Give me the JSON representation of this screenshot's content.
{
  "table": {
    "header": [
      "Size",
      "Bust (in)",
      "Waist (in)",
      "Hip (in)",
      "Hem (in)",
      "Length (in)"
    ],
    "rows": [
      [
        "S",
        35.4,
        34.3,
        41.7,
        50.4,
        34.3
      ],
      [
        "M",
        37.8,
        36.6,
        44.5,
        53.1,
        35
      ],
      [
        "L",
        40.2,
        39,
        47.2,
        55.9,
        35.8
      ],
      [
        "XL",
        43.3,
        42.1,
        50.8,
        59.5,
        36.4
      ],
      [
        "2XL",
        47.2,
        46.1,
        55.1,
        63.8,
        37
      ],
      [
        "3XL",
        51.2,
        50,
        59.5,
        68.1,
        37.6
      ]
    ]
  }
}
========
**Set problem**
Repeat each of the entries above precisely as given.

**Solution to the problem**
Give me the JSON representation of this screenshot's content.
{
  "table": {
    "header": [
      "Size",
      "Bust (in)",
      "Waist (in)",
      "Hip (in)",
      "Hem (in)",
      "Length (in)"
    ],
    "rows": [
      [
        "S",
        35.4,
        34.3,
        41.7,
        50.4,
        34.3
      ],
      [
        "M",
        37.8,
        36.6,
        44.5,
        53.1,
        35
      ],
      [
        "L",
        40.2,
        39,
        47.2,
        55.9,
        35.8
      ],
      [
        "XL",
        43.3,
        42.1,
        50.8,
        59.5,
        36.4
      ],
      [
        "2XL",
        47.2,
        46.1,
        55.1,
        63.8,
        37
      ],
      [
        "3XL",
        51.2,
        50,
        59.5,
        68.1,
        37.6
      ]
    ]
  }
}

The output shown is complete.